- [Exercise description]:
Extract every line where the string "none" appears.

Dataset excerpt:
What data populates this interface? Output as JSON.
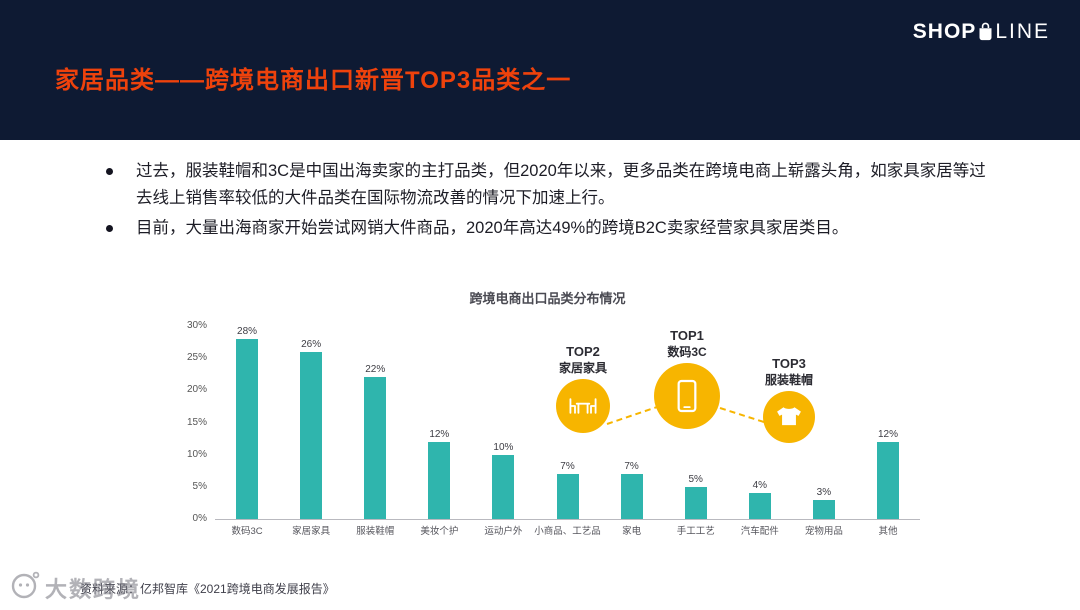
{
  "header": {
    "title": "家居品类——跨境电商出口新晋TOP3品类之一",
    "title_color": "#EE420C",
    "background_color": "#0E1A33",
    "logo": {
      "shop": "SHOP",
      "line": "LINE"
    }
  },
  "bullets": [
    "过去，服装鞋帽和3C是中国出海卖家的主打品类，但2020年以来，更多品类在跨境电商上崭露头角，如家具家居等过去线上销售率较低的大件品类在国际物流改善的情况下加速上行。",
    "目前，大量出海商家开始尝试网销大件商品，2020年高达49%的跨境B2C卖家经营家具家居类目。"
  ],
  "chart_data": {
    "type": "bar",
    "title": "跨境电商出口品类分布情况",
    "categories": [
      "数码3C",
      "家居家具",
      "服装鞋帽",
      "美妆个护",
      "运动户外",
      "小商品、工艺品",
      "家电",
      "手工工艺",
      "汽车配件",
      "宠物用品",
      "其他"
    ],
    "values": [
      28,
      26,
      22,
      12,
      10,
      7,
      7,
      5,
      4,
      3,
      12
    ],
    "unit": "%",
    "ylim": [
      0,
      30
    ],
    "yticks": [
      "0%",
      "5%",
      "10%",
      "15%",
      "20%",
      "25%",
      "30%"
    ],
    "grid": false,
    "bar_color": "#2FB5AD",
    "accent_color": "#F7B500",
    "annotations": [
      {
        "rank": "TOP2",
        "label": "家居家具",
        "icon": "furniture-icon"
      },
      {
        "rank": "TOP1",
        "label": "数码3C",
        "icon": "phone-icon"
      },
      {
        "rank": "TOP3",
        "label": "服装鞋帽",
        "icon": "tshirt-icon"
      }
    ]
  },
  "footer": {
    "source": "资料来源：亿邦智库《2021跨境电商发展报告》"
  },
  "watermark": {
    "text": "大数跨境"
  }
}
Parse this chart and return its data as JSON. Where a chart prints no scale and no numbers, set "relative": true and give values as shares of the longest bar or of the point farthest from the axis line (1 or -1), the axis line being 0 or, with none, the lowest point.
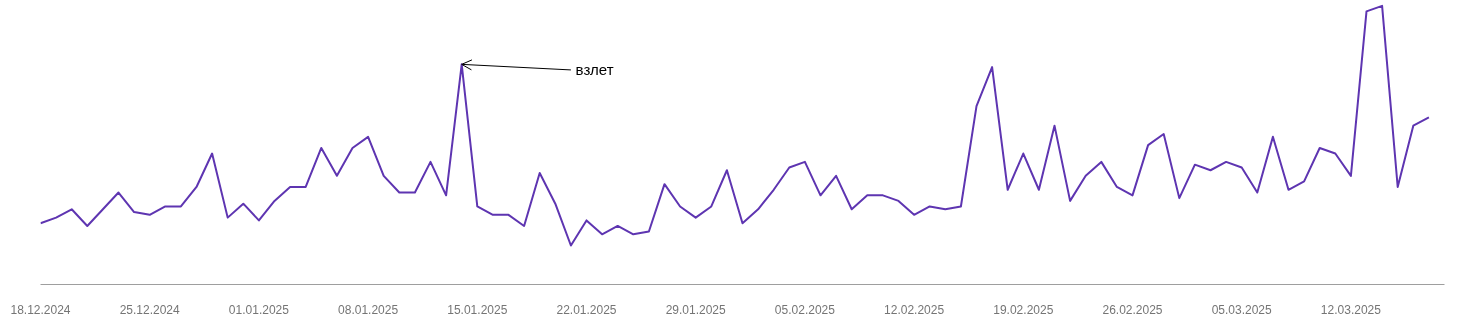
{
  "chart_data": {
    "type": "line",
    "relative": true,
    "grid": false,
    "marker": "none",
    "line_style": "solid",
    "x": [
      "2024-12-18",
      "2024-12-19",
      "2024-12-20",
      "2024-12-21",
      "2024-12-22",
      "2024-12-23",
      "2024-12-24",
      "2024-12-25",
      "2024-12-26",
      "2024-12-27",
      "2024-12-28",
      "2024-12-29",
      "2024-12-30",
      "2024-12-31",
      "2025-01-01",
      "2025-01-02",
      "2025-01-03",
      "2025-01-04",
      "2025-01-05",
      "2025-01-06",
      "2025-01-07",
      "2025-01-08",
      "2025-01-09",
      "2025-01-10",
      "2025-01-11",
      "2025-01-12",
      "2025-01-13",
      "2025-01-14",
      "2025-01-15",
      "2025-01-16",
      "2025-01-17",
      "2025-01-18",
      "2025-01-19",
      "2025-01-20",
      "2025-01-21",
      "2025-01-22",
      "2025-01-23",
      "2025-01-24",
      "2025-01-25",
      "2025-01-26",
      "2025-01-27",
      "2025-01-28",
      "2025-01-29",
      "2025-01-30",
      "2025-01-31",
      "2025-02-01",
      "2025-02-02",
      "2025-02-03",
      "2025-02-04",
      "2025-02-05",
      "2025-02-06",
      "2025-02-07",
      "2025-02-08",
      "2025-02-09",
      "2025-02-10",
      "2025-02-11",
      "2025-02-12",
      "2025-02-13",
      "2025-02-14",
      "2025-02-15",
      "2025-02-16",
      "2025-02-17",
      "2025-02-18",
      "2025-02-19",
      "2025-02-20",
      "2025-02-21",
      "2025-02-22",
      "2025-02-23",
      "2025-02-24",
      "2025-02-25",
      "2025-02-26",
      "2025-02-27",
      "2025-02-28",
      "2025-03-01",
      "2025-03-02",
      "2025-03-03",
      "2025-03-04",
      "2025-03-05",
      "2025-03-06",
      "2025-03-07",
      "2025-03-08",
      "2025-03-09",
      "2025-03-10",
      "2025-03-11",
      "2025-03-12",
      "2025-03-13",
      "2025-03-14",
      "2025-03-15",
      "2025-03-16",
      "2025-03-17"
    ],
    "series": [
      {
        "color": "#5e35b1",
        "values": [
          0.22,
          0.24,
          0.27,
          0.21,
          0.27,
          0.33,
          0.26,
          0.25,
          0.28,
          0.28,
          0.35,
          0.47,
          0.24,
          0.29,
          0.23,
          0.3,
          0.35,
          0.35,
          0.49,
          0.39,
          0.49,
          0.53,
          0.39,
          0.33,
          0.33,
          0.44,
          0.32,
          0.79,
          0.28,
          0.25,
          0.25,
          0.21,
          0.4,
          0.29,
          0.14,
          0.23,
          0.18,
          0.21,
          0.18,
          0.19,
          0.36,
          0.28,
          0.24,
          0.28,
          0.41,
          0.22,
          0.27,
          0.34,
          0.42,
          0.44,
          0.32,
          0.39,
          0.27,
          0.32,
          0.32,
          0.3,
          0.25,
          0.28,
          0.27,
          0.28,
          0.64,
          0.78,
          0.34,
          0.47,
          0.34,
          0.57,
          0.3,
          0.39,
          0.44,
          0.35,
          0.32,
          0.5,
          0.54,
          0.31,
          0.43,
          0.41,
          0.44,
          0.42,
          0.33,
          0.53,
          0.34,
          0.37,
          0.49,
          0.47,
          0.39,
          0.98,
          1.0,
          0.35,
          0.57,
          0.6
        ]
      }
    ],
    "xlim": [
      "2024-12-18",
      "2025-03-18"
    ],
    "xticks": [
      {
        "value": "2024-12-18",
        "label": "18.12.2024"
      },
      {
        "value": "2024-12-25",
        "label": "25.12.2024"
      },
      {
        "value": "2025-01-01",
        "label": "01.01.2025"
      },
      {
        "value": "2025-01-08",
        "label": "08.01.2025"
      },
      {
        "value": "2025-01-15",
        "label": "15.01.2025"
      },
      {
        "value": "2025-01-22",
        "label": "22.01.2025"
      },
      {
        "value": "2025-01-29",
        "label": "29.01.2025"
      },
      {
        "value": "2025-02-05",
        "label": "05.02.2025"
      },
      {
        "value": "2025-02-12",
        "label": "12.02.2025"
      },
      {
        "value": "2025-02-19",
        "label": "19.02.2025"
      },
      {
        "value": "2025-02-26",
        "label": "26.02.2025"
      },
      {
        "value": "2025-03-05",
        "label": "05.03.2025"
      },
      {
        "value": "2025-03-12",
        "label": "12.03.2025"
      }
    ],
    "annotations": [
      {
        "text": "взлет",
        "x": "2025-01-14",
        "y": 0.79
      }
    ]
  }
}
--
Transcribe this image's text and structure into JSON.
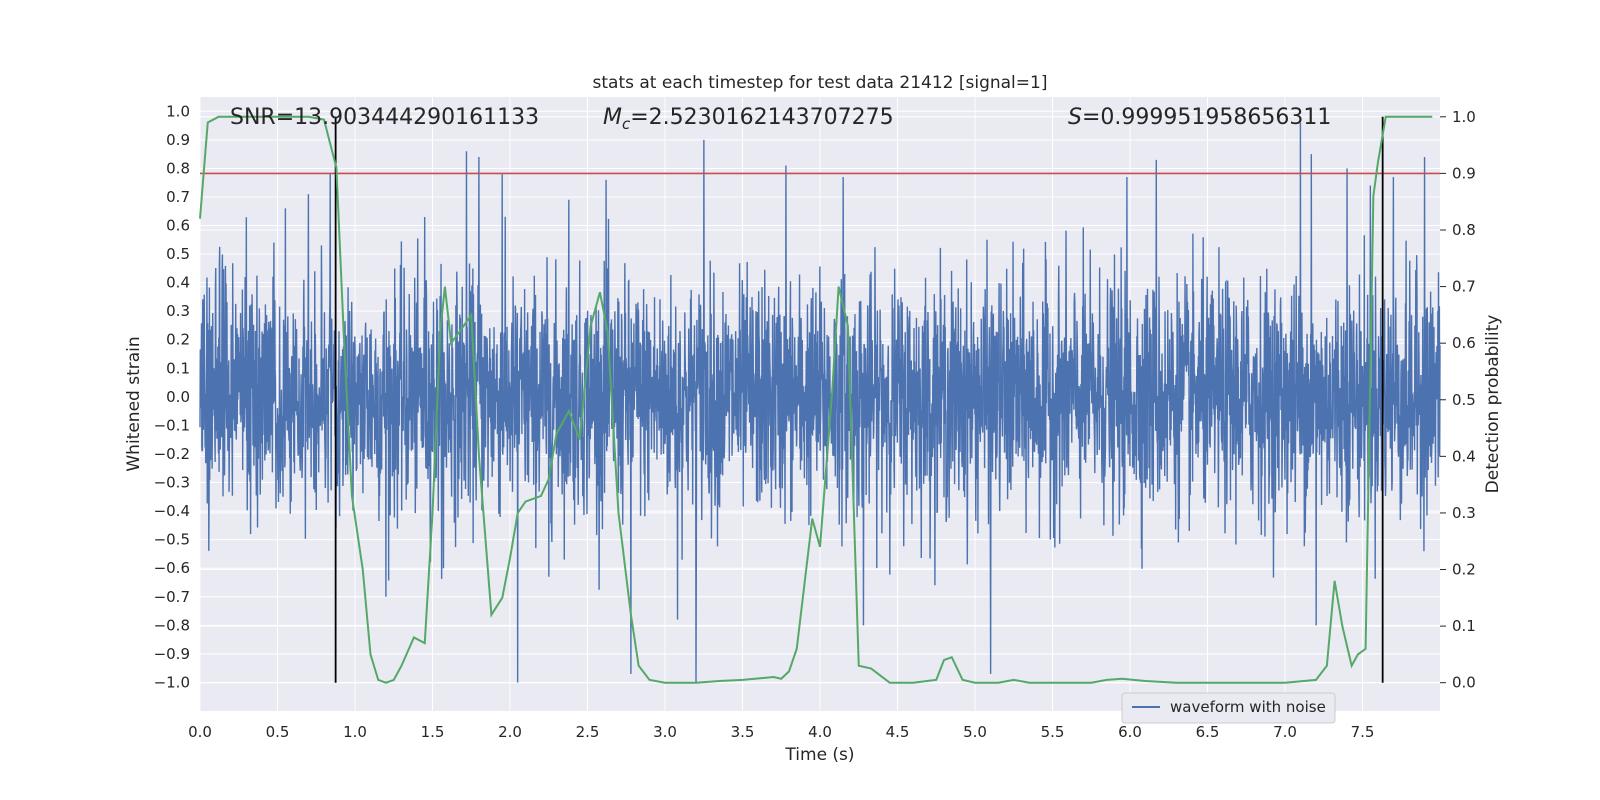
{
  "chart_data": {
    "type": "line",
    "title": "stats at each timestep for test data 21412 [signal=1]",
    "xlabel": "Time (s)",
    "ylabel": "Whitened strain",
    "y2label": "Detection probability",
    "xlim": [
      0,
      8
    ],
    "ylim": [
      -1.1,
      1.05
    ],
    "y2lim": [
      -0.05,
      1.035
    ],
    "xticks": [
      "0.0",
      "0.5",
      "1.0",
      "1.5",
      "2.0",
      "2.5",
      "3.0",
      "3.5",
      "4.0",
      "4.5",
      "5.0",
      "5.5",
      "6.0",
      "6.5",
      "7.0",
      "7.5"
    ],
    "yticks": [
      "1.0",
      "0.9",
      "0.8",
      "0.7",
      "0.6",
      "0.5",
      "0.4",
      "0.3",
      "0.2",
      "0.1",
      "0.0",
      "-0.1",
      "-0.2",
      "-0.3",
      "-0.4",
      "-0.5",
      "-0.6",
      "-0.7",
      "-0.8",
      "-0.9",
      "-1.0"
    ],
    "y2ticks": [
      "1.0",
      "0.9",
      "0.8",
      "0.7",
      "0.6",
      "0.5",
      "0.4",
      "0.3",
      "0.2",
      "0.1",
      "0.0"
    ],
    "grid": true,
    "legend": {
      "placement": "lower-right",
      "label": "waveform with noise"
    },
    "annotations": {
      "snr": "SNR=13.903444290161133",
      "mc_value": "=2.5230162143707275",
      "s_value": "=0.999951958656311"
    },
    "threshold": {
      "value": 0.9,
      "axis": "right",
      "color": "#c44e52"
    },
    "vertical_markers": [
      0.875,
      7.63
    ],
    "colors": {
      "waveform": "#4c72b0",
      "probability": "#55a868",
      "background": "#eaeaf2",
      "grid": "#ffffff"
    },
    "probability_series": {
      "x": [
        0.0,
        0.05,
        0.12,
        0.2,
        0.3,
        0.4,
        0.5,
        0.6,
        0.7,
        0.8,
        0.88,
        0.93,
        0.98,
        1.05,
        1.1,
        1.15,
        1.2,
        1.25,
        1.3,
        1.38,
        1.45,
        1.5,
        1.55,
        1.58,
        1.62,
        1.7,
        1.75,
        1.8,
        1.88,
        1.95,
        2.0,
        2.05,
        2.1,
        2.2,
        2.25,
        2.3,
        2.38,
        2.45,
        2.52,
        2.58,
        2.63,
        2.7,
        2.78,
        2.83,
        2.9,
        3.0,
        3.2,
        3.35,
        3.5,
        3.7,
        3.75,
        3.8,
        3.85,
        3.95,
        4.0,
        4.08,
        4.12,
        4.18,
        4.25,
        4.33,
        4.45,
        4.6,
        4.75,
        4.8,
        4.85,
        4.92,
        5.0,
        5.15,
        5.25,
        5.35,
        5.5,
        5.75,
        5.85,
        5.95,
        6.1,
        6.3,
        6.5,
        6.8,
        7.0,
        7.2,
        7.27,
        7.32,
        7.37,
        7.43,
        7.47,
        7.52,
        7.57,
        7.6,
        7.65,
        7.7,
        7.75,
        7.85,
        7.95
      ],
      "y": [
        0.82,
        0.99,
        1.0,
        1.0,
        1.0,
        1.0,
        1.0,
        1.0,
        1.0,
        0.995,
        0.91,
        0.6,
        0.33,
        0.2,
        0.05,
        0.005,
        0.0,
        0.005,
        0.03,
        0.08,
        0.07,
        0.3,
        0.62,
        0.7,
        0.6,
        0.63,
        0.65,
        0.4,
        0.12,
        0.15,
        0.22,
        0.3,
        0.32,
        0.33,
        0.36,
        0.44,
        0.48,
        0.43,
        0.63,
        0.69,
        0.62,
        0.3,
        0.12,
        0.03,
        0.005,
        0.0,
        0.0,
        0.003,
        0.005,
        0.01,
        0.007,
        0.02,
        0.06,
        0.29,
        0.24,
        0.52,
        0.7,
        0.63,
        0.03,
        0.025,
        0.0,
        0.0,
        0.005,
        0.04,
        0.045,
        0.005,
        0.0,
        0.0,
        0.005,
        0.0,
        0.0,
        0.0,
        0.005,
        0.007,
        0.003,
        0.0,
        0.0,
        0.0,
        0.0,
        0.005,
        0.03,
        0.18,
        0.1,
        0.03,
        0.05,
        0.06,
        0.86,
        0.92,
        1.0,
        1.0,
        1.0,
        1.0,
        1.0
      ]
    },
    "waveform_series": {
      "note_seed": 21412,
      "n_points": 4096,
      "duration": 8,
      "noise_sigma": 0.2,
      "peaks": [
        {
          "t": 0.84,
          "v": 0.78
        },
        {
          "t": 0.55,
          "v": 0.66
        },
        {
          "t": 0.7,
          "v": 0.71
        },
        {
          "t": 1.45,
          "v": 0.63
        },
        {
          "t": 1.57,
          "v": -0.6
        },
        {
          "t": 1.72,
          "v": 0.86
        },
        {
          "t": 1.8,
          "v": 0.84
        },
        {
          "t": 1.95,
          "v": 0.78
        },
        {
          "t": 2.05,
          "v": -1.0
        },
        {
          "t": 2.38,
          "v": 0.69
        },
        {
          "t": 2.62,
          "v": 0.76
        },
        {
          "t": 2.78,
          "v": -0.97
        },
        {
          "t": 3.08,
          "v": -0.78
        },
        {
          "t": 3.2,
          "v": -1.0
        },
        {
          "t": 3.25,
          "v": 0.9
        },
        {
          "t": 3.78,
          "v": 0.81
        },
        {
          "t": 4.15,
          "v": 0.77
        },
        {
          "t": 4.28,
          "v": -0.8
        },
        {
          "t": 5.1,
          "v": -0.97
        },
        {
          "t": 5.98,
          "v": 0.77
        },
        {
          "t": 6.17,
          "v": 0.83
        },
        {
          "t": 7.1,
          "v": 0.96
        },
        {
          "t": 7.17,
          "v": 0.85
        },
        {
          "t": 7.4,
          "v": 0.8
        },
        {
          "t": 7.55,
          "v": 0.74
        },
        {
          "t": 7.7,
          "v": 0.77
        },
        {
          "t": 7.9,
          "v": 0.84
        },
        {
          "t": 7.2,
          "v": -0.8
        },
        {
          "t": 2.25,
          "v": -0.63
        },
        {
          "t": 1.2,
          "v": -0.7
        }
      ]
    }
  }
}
---
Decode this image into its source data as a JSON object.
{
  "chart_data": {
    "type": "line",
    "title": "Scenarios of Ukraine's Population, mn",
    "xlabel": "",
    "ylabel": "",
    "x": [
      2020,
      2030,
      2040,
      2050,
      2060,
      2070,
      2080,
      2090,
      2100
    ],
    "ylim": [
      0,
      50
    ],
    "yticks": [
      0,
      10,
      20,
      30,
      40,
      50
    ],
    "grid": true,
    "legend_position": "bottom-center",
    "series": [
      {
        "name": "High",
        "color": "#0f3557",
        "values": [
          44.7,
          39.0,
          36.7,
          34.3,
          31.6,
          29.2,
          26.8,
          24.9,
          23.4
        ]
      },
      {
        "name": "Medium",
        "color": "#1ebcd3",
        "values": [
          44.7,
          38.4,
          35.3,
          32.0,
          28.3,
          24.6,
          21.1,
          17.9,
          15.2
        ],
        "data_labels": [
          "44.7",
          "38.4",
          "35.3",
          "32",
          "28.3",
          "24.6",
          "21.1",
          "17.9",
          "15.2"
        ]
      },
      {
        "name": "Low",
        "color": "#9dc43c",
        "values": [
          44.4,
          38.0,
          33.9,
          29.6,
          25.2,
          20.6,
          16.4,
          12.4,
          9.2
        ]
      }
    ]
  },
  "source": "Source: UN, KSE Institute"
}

- [Answer to the task]:
Parse this chart and return its data as JSON. Where a chart prints no scale and no numbers, set "relative": true and give values as shares of the longest bar or of the point farthest from the axis line (1 or -1), the axis line being 0 or, with none, the lowest point.
    "marker": "none",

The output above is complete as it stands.